--- START Recorded information ---
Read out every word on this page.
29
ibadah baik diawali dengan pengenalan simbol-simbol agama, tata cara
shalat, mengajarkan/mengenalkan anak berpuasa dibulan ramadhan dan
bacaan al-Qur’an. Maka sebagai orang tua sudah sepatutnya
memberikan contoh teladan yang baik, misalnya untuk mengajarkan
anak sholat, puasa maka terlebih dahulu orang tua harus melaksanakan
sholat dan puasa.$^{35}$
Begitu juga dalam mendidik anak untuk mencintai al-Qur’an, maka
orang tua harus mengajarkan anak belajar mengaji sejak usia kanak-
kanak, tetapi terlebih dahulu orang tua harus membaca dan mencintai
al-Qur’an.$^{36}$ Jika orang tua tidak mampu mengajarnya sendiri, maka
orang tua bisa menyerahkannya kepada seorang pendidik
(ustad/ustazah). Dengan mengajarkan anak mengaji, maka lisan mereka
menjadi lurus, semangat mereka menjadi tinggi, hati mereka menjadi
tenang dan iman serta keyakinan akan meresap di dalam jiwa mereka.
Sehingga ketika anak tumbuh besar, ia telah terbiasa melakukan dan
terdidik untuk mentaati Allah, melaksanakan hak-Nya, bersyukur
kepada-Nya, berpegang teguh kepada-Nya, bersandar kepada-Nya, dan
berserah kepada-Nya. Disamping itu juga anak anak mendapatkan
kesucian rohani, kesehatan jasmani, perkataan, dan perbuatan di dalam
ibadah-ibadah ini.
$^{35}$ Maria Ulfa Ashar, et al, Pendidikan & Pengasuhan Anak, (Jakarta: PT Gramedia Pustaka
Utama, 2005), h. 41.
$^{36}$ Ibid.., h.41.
--- END Recorded information ---
Report the number of lines in the listing that include the string "sholat"; give nothing but the number.

# Written reply:
2